● **Stored items**

----------

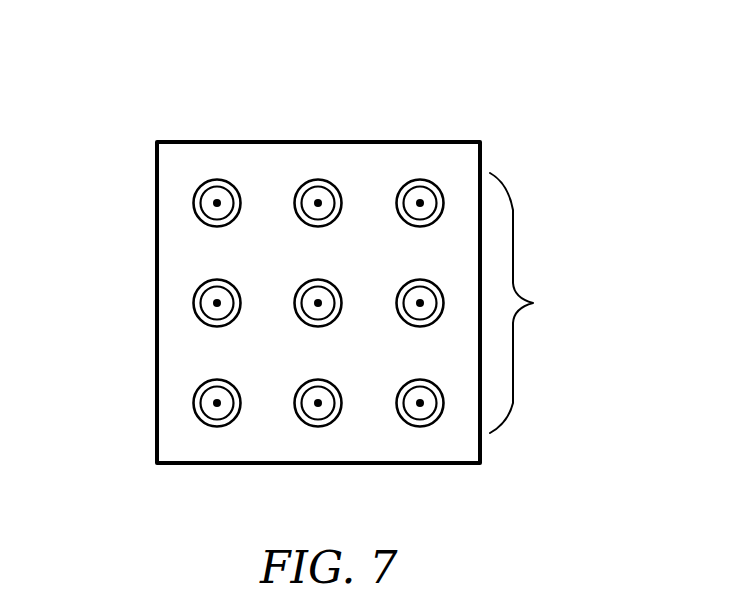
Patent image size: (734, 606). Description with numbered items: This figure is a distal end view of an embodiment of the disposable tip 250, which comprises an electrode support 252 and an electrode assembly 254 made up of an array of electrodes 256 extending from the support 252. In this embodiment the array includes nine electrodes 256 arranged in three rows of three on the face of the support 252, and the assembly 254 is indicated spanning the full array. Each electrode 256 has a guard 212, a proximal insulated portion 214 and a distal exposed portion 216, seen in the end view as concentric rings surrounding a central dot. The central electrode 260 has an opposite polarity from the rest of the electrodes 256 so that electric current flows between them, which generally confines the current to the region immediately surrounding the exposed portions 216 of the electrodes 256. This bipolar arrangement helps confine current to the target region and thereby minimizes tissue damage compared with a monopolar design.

The tip 250 is at (543, 70).
The electrode support 252 is at (422, 140).
The electrode assembly 254 is at (537, 303).
The electrodes 256 is at (193, 413).
The central electrode 260 is at (340, 288).
The guard 212 is at (201, 289).
The proximal insulated portion 214 is at (201, 300).
The distal exposed portion 216 is at (213, 306).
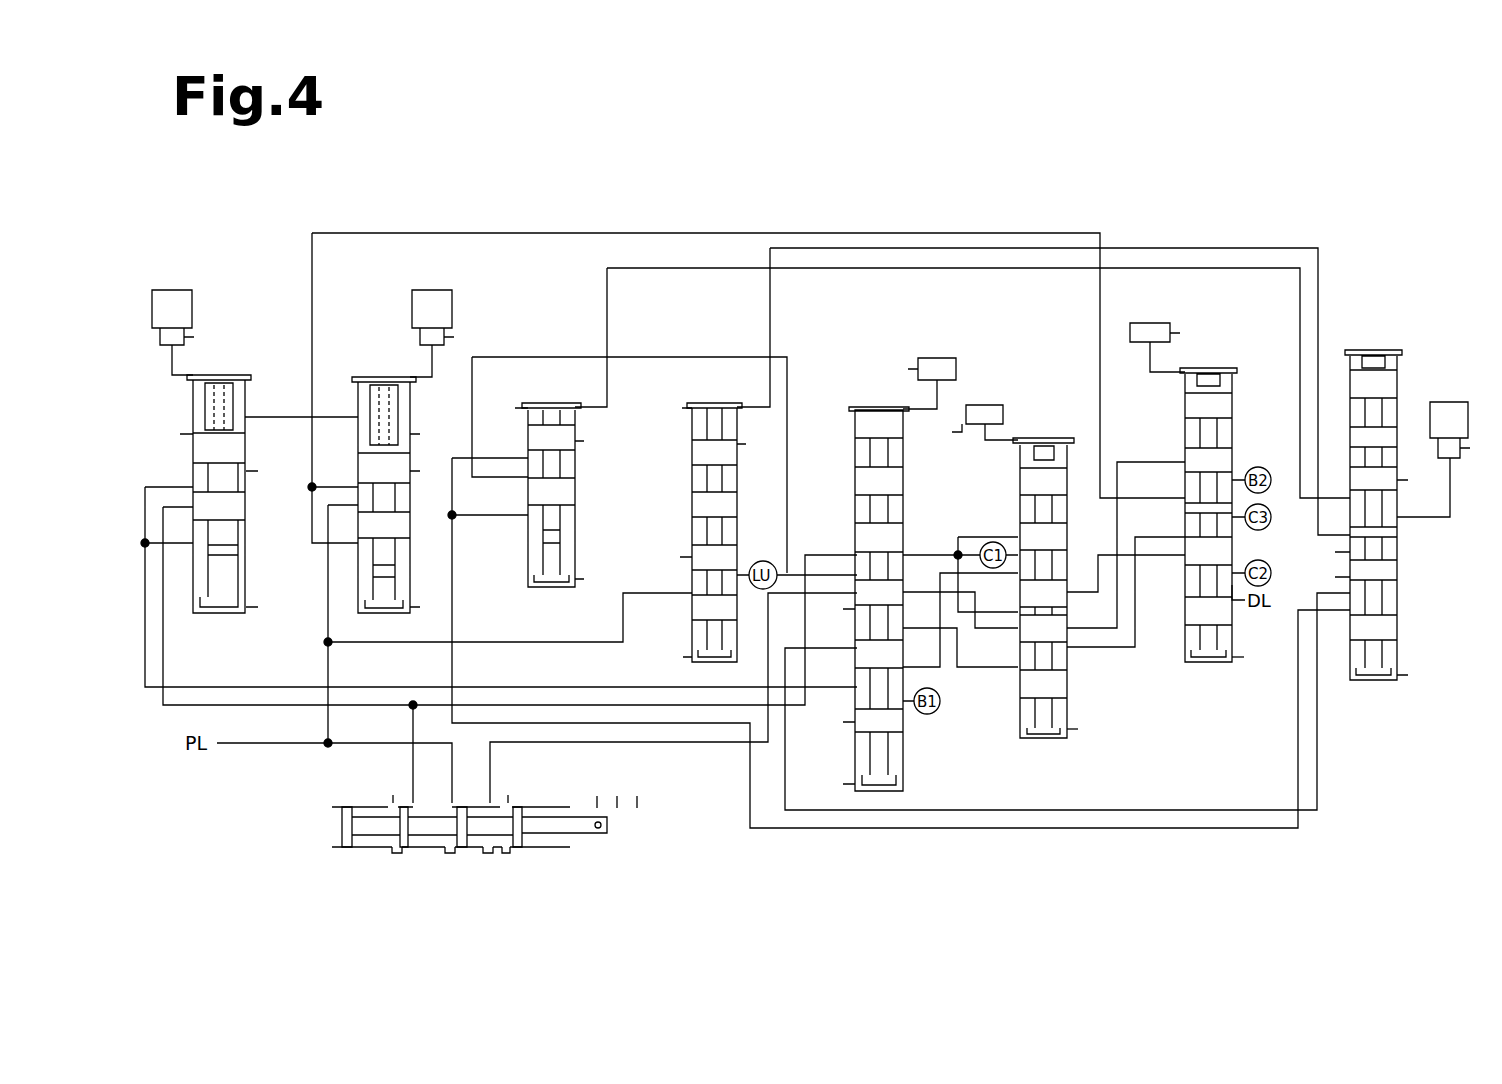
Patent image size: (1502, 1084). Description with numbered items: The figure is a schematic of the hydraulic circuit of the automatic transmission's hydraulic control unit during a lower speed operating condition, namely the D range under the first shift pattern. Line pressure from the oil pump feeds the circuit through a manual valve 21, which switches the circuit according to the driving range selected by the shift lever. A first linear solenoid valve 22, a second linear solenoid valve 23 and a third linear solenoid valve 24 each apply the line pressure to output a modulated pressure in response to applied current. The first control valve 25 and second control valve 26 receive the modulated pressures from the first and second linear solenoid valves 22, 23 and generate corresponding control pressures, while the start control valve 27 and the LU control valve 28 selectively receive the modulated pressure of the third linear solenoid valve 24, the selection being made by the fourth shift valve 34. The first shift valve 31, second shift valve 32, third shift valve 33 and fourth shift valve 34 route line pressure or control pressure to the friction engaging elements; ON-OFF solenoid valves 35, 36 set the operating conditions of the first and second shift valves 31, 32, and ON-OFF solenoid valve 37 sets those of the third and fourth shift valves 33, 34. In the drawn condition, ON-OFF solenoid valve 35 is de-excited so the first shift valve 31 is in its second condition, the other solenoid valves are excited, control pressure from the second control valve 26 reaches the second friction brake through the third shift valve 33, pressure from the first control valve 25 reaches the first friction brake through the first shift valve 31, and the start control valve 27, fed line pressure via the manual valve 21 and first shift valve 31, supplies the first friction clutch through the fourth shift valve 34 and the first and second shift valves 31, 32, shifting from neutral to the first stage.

The manual valve 21 is at (538, 803).
The first linear solenoid valve 22 is at (178, 290).
The second linear solenoid valve 23 is at (438, 290).
The third linear solenoid valve 24 is at (1454, 402).
The first control valve 25 is at (242, 375).
The second control valve 26 is at (380, 375).
The start control valve 27 is at (560, 401).
The LU control valve 28 is at (732, 403).
The first shift valve 31 is at (861, 407).
The second shift valve 32 is at (1060, 438).
The third shift valve 33 is at (1225, 368).
The fourth shift valve 34 is at (1382, 350).
The ON-OFF solenoid valve 35 is at (945, 358).
The ON-OFF solenoid valve 36 is at (992, 405).
The ON-OFF solenoid valve 37 is at (1139, 323).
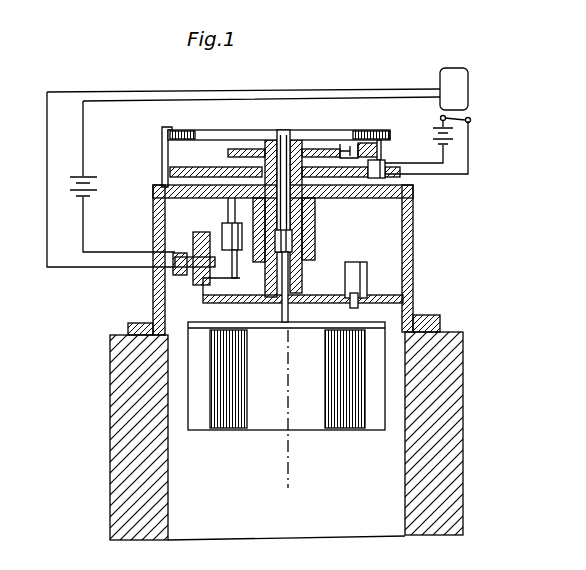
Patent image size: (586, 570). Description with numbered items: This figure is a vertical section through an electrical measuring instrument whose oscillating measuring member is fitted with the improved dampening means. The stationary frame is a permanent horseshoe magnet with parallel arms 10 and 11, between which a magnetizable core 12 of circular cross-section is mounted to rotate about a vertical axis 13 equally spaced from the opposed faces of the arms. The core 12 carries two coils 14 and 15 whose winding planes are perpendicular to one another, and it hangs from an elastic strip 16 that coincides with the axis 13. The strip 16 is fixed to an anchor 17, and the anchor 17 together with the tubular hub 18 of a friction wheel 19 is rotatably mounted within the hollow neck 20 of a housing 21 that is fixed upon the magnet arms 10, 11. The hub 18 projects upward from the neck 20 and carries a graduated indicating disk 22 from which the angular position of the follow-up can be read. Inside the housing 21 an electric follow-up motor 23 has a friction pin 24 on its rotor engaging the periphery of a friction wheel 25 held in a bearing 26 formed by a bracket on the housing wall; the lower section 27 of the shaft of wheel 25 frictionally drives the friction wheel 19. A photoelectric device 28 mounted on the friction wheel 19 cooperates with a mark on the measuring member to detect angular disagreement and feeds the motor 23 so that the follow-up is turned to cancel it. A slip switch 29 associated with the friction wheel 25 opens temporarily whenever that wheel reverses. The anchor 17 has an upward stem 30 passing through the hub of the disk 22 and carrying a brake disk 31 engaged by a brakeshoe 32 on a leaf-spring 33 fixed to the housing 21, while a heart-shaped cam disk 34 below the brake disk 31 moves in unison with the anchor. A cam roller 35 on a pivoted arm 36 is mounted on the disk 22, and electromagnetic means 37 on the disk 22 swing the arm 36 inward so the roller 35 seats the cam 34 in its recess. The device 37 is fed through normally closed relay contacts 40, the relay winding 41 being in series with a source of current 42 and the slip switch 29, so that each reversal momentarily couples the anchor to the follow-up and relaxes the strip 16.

The arm 10 is at (456, 398).
The arm 11 is at (115, 490).
The core 12 is at (279, 428).
The vertical axis 13 is at (288, 479).
The coil 14 is at (228, 428).
The coil 15 is at (344, 428).
The elastic strip 16 is at (284, 315).
The anchor 17 is at (292, 242).
The tubular hub 18 is at (302, 290).
The friction wheel 19 is at (243, 303).
The hollow neck 20 is at (313, 223).
The housing 21 is at (154, 311).
The indicating disk 22 is at (218, 174).
The electric follow-up motor 23 is at (227, 232).
The friction pin 24 is at (237, 268).
The friction wheel 25 is at (184, 273).
The bearing 26 is at (199, 233).
The lower section of shaft 27 is at (210, 286).
The photoelectric device 28 is at (365, 276).
The electrical slip switch 29 is at (181, 275).
The stem 30 is at (284, 137).
The brake disk 31 is at (215, 131).
The brakeshoe 32 is at (170, 131).
The leaf-spring 33 is at (162, 161).
The cam disk 34 is at (234, 150).
The cam roller 35 is at (342, 144).
The arm 36 is at (362, 143).
The electromagnetic means 37 is at (386, 167).
The normally closed contacts 40 is at (470, 121).
The relay winding 41 is at (468, 93).
The source of current 42 is at (88, 188).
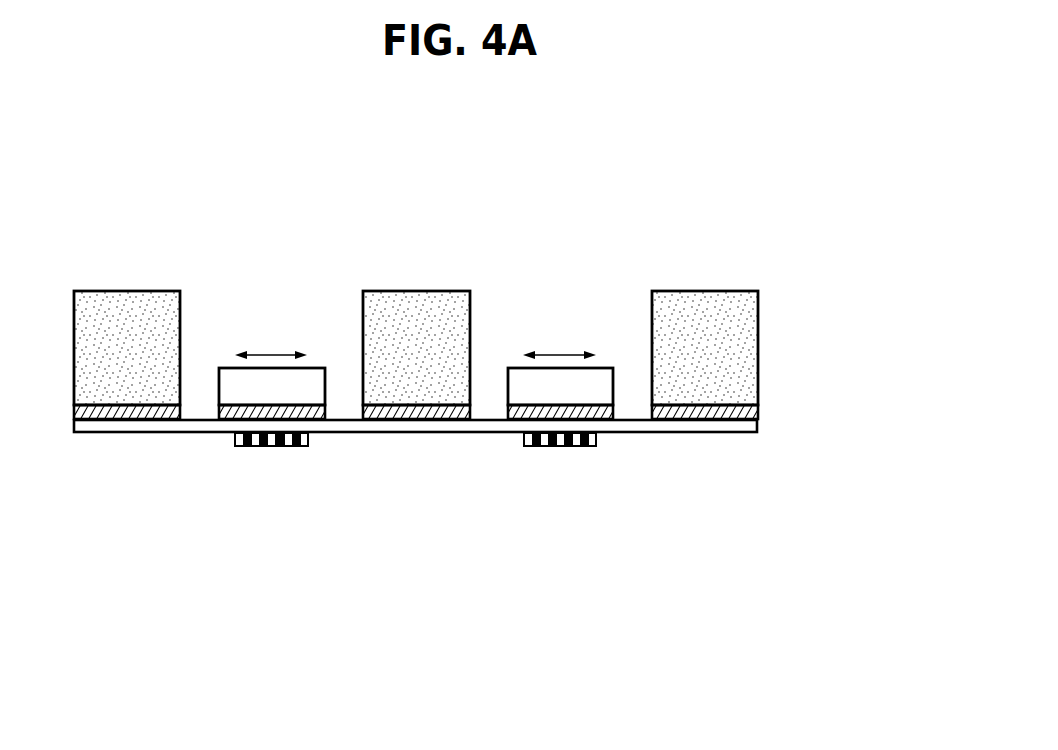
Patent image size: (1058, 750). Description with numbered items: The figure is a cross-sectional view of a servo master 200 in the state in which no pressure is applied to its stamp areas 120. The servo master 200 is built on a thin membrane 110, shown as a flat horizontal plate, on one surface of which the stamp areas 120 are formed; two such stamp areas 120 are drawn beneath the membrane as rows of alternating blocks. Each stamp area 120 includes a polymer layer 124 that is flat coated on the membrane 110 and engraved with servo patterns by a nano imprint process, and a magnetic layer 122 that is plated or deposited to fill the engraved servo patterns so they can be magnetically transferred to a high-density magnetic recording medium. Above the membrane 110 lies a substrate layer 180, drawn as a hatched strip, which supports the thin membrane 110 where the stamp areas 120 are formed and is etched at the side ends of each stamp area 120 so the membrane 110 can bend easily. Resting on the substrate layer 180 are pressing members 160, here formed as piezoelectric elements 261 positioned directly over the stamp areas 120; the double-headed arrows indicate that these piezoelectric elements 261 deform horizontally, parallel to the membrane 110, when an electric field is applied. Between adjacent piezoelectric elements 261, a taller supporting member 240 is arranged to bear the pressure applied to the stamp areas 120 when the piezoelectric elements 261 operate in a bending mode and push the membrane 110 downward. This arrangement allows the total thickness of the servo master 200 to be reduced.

The servo master 200 is at (786, 250).
The membrane 110 is at (753, 429).
The stamp areas 120 is at (397, 498).
The magnetic layer 122 is at (247, 446).
The polymer layer 124 is at (298, 513).
The pressing members 160 is at (541, 333).
The substrate layer 180 is at (757, 414).
The supporting member 240 is at (697, 300).
The piezoelectric elements 261 is at (583, 377).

----------

● **Request**
Report every row above that contains the word "insulated", copying each such row in full. Case counts when matching.

● **Expected output**
Patent image size: (734, 606). Description with numbered items: This figure is a distal end view of an embodiment of the disposable tip 250, which comprises an electrode support 252 and an electrode assembly 254 made up of an array of electrodes 256 extending from the support 252. In this embodiment the array includes nine electrodes 256 arranged in three rows of three on the face of the support 252, and the assembly 254 is indicated spanning the full array. Each electrode 256 has a guard 212, a proximal insulated portion 214 and a distal exposed portion 216, seen in the end view as concentric rings surrounding a central dot. The central electrode 260 has an opposite polarity from the rest of the electrodes 256 so that electric current flows between them, which generally confines the current to the region immediately surrounding the exposed portions 216 of the electrodes 256. This bipolar arrangement helps confine current to the target region and thereby minimizes tissue damage compared with a monopolar design.
The proximal insulated portion 214 is at (201, 300).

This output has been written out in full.